Data entries:
[Start]
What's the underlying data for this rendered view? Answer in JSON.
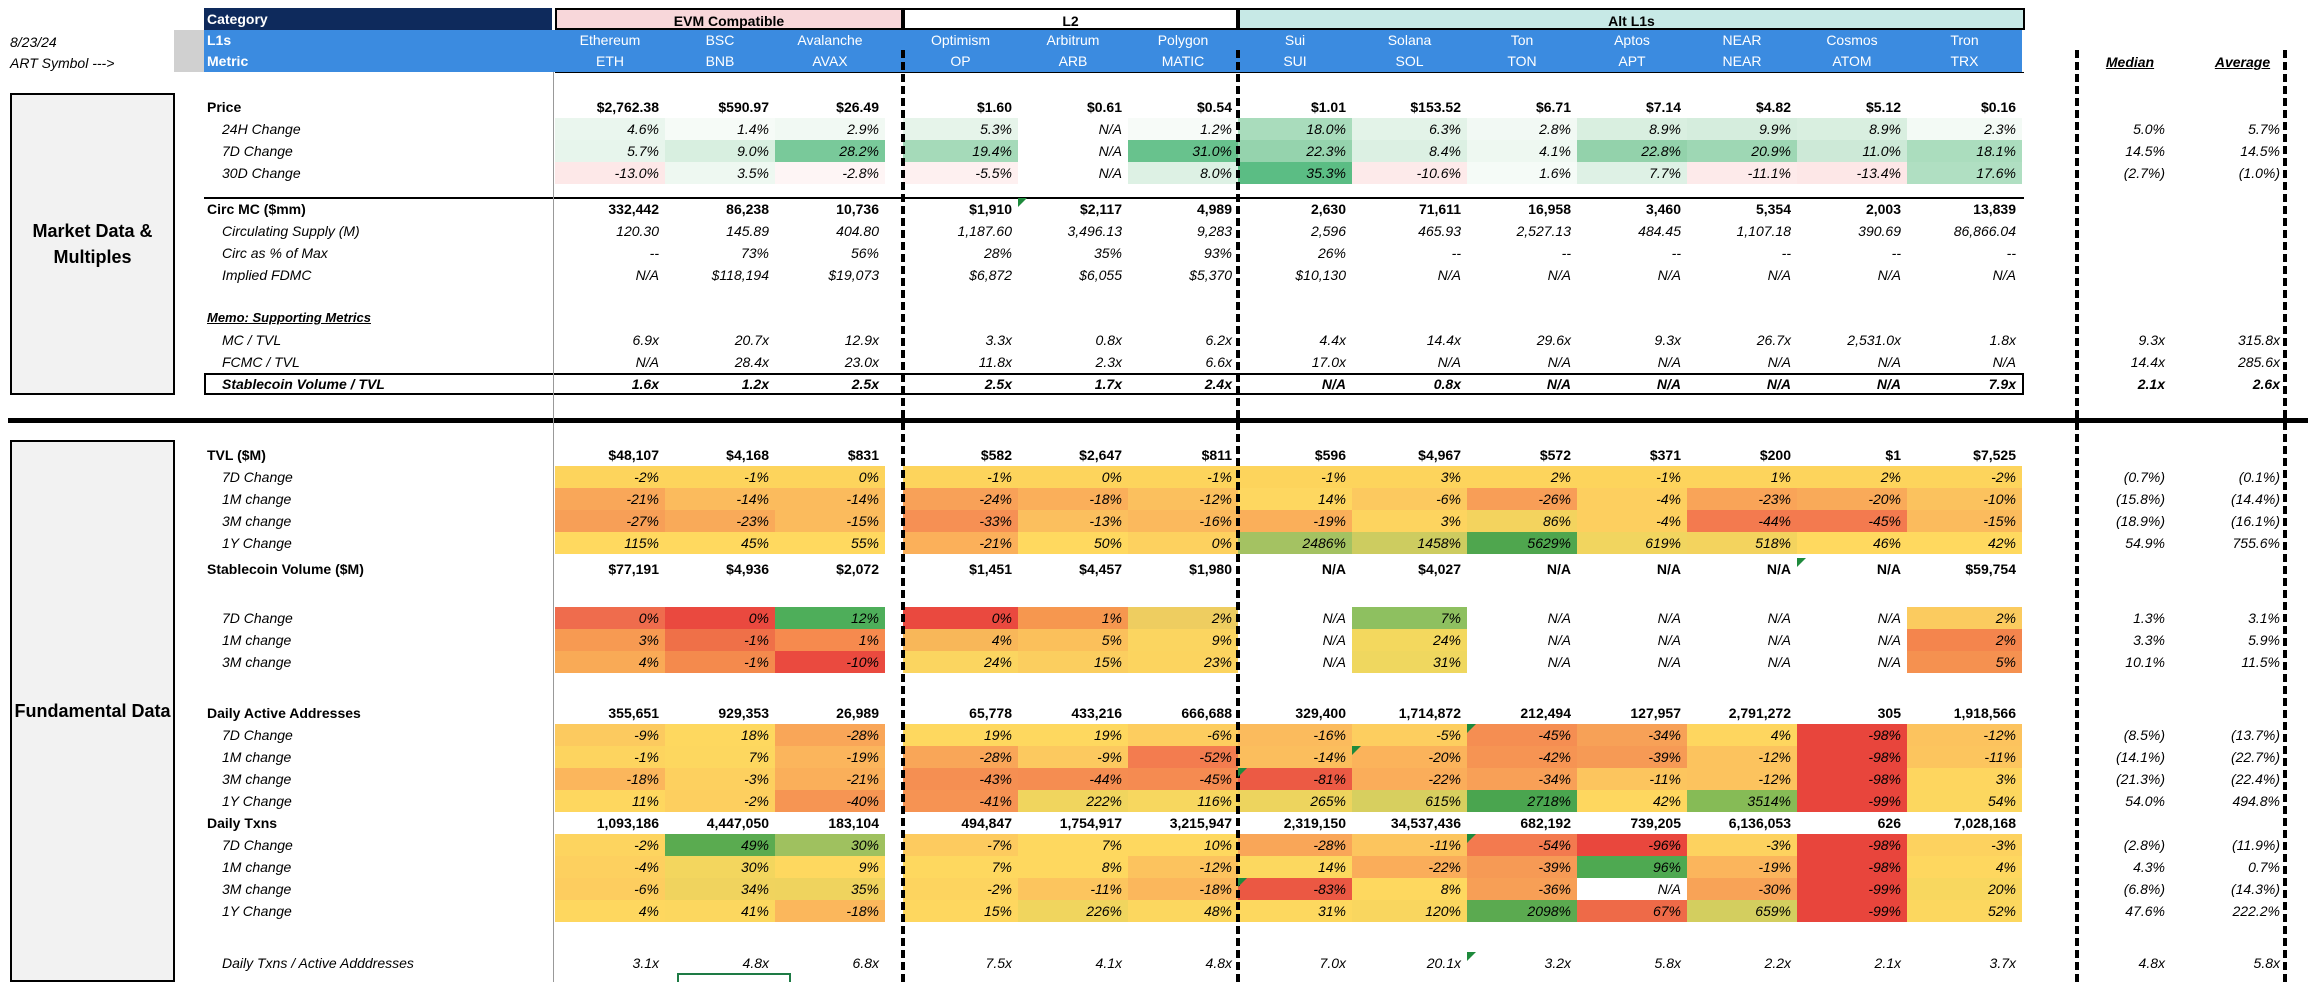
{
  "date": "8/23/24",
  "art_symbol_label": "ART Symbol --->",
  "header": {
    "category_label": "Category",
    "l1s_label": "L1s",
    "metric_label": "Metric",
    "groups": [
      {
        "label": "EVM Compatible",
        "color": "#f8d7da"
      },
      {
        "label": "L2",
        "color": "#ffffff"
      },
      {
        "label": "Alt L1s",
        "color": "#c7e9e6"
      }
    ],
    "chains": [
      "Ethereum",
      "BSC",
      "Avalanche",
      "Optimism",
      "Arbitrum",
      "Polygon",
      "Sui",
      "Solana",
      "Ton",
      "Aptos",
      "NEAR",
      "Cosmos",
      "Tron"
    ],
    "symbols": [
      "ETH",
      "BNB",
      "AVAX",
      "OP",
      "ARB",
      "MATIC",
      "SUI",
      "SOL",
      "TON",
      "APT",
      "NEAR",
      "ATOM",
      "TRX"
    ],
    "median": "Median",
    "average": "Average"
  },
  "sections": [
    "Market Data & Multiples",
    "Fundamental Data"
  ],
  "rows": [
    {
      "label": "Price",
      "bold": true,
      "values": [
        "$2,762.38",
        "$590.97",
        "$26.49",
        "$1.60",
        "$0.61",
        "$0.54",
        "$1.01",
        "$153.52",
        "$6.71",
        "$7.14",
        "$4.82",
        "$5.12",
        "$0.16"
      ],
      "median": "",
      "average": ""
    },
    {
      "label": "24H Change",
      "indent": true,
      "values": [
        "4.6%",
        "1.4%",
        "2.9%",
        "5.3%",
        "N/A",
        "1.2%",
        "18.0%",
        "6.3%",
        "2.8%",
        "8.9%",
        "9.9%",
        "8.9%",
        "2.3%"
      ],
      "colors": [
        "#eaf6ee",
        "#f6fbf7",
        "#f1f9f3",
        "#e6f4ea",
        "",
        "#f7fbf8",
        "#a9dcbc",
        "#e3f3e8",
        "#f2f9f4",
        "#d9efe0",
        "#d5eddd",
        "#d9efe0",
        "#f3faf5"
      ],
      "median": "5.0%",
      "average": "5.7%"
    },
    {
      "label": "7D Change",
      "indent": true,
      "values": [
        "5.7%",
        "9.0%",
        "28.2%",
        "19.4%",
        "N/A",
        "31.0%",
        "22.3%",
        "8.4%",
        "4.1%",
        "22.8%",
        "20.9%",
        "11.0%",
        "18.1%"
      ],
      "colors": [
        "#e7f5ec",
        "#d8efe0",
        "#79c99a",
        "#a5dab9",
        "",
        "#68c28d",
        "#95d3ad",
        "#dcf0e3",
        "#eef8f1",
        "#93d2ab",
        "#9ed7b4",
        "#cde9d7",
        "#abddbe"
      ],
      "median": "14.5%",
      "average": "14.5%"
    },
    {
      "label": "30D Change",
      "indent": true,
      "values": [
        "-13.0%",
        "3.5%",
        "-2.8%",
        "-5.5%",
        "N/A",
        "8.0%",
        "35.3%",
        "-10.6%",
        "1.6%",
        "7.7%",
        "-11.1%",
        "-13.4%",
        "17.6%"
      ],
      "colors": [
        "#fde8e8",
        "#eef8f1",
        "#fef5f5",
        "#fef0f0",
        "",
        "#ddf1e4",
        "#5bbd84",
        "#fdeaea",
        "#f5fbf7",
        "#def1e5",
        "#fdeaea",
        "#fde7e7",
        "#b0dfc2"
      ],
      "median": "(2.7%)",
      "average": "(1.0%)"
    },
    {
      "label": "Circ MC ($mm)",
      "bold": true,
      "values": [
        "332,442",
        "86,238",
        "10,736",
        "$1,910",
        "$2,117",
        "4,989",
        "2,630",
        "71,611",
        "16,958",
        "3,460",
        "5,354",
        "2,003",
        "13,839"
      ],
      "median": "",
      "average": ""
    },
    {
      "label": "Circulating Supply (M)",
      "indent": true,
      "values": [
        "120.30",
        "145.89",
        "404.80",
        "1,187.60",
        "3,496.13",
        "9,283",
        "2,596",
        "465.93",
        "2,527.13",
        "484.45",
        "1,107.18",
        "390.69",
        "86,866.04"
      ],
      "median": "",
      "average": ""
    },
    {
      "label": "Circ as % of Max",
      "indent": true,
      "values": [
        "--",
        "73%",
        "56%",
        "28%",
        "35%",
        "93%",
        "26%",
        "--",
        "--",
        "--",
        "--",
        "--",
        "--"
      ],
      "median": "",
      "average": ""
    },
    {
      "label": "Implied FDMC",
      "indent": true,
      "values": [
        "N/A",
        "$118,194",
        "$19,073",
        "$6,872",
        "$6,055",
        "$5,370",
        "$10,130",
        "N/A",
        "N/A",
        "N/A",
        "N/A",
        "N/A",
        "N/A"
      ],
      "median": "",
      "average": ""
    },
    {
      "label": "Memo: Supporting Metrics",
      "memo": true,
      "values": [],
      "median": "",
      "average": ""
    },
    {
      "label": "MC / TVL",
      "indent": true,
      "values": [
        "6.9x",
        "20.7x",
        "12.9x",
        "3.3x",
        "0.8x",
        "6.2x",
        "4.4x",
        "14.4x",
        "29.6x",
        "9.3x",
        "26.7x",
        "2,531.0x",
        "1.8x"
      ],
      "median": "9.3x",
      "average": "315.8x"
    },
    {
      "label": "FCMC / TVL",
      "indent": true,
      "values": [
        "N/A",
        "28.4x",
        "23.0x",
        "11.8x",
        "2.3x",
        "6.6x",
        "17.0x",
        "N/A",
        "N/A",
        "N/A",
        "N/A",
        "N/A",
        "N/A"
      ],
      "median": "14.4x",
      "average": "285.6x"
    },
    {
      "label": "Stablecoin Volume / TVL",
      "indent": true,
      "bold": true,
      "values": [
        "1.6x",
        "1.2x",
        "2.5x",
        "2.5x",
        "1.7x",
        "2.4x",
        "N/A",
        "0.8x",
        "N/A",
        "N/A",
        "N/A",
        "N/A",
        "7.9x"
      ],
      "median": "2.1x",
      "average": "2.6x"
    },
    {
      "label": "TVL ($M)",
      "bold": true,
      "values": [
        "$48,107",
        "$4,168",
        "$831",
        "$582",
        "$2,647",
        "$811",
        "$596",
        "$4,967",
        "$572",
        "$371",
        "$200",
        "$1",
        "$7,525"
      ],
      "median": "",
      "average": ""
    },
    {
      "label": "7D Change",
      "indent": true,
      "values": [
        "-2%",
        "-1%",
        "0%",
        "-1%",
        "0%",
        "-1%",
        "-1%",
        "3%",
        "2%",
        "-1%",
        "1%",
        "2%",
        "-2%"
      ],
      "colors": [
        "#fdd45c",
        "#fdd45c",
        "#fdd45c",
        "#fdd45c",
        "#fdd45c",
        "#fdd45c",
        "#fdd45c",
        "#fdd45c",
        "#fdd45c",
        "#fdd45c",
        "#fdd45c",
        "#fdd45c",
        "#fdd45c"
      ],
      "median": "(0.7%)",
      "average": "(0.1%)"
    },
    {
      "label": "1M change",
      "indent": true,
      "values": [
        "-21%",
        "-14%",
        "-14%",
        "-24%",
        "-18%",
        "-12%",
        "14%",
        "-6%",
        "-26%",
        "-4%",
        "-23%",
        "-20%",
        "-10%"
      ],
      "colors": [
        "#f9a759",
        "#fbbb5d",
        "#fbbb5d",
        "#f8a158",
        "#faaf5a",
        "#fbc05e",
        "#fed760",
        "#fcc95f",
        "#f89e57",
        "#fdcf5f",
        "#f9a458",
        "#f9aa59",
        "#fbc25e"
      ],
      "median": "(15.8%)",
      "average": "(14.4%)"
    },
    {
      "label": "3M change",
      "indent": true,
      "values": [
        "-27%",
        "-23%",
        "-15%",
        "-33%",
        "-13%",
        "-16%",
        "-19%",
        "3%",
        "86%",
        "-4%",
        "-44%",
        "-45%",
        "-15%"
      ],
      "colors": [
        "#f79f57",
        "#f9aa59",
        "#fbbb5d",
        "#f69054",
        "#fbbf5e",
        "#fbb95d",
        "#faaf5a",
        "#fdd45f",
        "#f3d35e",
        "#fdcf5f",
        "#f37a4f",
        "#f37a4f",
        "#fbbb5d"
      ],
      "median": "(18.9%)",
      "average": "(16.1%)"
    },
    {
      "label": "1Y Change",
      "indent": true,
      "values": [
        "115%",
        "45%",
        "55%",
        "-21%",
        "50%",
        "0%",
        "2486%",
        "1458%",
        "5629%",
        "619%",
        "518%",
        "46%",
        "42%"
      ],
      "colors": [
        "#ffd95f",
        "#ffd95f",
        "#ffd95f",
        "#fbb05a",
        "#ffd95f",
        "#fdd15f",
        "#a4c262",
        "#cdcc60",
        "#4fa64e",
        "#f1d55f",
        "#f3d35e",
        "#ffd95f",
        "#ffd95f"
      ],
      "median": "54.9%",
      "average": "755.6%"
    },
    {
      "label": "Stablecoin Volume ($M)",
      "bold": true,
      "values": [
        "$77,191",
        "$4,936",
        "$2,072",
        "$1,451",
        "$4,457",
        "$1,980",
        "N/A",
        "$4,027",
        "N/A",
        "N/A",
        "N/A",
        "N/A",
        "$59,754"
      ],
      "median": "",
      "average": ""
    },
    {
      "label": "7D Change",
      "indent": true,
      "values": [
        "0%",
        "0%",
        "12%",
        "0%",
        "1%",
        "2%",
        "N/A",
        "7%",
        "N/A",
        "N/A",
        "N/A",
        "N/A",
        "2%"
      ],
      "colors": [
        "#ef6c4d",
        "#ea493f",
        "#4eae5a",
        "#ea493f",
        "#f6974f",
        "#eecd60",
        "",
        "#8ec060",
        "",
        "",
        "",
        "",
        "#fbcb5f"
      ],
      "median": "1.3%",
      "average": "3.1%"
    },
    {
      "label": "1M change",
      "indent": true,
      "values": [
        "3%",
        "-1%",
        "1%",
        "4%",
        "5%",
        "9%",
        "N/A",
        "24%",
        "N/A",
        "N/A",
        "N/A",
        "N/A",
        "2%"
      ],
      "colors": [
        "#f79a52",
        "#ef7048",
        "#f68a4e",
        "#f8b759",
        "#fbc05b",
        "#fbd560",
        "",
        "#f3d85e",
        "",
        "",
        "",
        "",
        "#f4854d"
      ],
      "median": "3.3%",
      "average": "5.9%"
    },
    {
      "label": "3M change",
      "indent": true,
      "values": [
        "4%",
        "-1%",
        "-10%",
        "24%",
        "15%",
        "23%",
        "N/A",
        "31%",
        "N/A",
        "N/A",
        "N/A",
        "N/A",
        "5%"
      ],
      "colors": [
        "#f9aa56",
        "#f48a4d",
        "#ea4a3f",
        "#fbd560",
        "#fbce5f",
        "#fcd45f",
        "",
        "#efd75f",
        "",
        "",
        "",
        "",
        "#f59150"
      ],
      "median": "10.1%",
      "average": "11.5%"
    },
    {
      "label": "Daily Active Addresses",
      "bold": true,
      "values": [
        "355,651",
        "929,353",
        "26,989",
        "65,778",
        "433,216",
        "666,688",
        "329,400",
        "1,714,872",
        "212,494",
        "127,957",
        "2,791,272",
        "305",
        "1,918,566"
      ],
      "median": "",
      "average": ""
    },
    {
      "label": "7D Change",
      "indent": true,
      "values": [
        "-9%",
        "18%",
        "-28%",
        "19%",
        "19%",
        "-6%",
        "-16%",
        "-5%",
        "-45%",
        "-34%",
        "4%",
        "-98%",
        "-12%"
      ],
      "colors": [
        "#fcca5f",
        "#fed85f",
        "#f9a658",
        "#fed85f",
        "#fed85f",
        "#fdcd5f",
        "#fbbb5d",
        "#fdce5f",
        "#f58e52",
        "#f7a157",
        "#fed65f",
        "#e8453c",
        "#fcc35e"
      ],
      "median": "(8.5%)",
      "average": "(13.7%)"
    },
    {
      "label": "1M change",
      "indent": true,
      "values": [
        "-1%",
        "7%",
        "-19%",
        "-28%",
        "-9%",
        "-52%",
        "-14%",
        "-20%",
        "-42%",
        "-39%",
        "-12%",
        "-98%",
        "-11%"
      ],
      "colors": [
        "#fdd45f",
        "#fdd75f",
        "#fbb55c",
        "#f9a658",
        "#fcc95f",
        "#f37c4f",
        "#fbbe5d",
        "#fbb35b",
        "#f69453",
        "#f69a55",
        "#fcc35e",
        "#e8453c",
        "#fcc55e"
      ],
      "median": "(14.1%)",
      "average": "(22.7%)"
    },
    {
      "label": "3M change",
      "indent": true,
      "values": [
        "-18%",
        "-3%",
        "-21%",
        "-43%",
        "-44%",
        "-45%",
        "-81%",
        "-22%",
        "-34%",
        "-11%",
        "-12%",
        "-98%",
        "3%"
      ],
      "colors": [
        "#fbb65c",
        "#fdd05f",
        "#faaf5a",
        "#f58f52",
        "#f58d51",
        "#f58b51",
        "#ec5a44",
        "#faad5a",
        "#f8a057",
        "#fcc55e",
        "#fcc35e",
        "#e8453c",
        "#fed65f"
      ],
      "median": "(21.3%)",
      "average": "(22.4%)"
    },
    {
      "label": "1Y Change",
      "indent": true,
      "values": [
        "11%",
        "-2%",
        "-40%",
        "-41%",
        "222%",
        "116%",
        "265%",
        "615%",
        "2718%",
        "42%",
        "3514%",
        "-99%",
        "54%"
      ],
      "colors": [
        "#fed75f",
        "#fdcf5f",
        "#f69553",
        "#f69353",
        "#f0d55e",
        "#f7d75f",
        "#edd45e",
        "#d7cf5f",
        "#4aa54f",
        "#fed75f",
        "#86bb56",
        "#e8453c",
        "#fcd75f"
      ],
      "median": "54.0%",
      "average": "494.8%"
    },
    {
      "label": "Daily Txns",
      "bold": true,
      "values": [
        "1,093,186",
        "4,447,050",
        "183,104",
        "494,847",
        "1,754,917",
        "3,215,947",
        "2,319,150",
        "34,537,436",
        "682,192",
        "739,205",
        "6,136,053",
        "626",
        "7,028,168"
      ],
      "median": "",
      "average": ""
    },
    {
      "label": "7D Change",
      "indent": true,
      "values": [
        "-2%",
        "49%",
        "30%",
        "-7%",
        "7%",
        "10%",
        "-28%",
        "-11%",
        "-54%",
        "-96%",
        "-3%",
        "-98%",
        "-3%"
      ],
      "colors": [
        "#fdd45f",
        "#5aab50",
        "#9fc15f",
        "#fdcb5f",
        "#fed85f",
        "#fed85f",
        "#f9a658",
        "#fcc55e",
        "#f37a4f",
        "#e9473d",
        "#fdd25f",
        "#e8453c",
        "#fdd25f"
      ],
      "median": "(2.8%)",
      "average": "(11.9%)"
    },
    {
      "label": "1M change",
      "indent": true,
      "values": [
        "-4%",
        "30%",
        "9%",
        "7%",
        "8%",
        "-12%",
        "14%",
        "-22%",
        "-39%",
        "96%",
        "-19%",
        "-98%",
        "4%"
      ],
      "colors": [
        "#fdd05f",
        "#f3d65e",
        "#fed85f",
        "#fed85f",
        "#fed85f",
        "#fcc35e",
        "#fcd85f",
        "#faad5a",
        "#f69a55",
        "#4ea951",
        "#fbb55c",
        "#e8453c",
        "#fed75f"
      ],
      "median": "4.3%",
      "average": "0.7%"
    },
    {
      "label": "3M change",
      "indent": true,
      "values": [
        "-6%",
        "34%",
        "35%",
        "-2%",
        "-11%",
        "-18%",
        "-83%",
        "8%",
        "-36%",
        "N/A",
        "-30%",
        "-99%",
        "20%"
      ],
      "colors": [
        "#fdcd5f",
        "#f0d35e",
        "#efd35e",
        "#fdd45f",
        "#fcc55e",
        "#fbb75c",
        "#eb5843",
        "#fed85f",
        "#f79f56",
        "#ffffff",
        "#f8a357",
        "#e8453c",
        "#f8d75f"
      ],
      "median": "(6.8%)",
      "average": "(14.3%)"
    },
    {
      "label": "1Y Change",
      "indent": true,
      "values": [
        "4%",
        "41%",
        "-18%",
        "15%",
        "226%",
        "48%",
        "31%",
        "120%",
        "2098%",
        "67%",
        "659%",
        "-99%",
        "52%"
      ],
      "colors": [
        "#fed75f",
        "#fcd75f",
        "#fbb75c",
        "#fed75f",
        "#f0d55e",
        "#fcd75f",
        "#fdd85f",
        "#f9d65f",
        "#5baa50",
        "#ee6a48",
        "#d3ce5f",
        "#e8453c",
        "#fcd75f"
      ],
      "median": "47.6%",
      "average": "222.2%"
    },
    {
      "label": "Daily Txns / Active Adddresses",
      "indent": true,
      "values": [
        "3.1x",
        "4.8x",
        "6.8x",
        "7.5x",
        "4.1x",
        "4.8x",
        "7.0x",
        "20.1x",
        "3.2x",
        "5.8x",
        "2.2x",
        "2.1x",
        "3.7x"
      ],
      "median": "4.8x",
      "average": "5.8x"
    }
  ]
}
[End]
GOAL:
Lines that hold "Txns" are the ones to copy; find all of them.

COMPLETE RESPONSE:
      "label": "Daily Txns",
      "label": "Daily Txns / Active Adddresses",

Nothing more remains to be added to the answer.